Stated task:
Pictures do not belong in the copy, so please give every entry below again exactly.

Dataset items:
———

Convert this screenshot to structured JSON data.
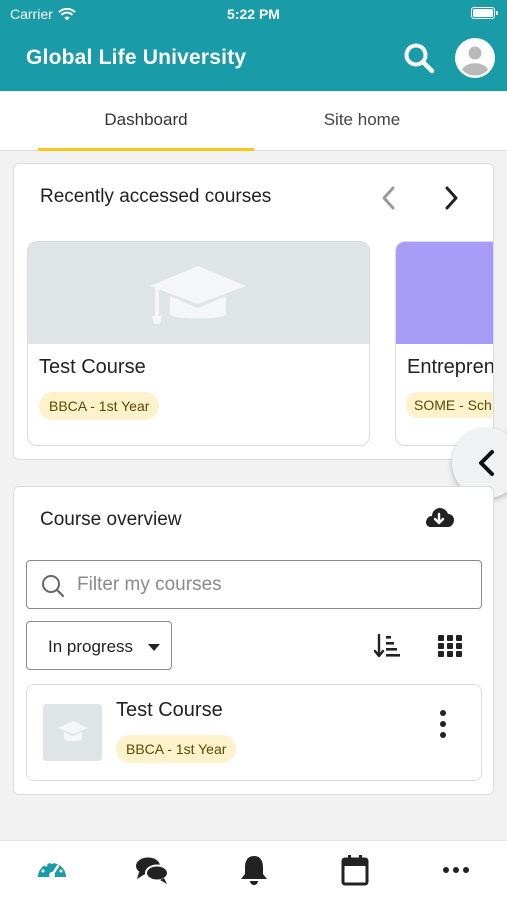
{
  "status_bar": {
    "carrier": "Carrier",
    "time": "5:22 PM"
  },
  "header": {
    "title": "Global Life University"
  },
  "tabs": [
    {
      "label": "Dashboard",
      "active": true
    },
    {
      "label": "Site home",
      "active": false
    }
  ],
  "recent": {
    "title": "Recently accessed courses",
    "courses": [
      {
        "name": "Test Course",
        "category": "BBCA - 1st Year",
        "image_color": "#dfe4e6"
      },
      {
        "name": "Entrepren",
        "category": "SOME - Sch Entrepreneu",
        "image_color": "#a89cf7"
      }
    ]
  },
  "overview": {
    "title": "Course overview",
    "search_placeholder": "Filter my courses",
    "filter_value": "In progress",
    "courses": [
      {
        "name": "Test Course",
        "category": "BBCA - 1st Year"
      }
    ]
  },
  "colors": {
    "brand": "#1a9ba8",
    "tab_indicator": "#f5c518",
    "badge_bg": "#fdf2cb",
    "active_nav": "#1a9ba8"
  },
  "bottom_nav": [
    {
      "icon": "dashboard-icon",
      "active": true
    },
    {
      "icon": "messages-icon",
      "active": false
    },
    {
      "icon": "notifications-icon",
      "active": false
    },
    {
      "icon": "calendar-icon",
      "active": false
    },
    {
      "icon": "more-icon",
      "active": false
    }
  ]
}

———

Expected output:
Convert this screenshot to structured JSON data.
{
  "status_bar": {
    "carrier": "Carrier",
    "time": "5:22 PM"
  },
  "header": {
    "title": "Global Life University"
  },
  "tabs": [
    {
      "label": "Dashboard",
      "active": true
    },
    {
      "label": "Site home",
      "active": false
    }
  ],
  "recent": {
    "title": "Recently accessed courses",
    "courses": [
      {
        "name": "Test Course",
        "category": "BBCA - 1st Year",
        "image_color": "#dfe4e6"
      },
      {
        "name": "Entrepren",
        "category": "SOME - Sch Entrepreneu",
        "image_color": "#a89cf7"
      }
    ]
  },
  "overview": {
    "title": "Course overview",
    "search_placeholder": "Filter my courses",
    "filter_value": "In progress",
    "courses": [
      {
        "name": "Test Course",
        "category": "BBCA - 1st Year"
      }
    ]
  },
  "colors": {
    "brand": "#1a9ba8",
    "tab_indicator": "#f5c518",
    "badge_bg": "#fdf2cb",
    "active_nav": "#1a9ba8"
  },
  "bottom_nav": [
    {
      "icon": "dashboard-icon",
      "active": true
    },
    {
      "icon": "messages-icon",
      "active": false
    },
    {
      "icon": "notifications-icon",
      "active": false
    },
    {
      "icon": "calendar-icon",
      "active": false
    },
    {
      "icon": "more-icon",
      "active": false
    }
  ]
}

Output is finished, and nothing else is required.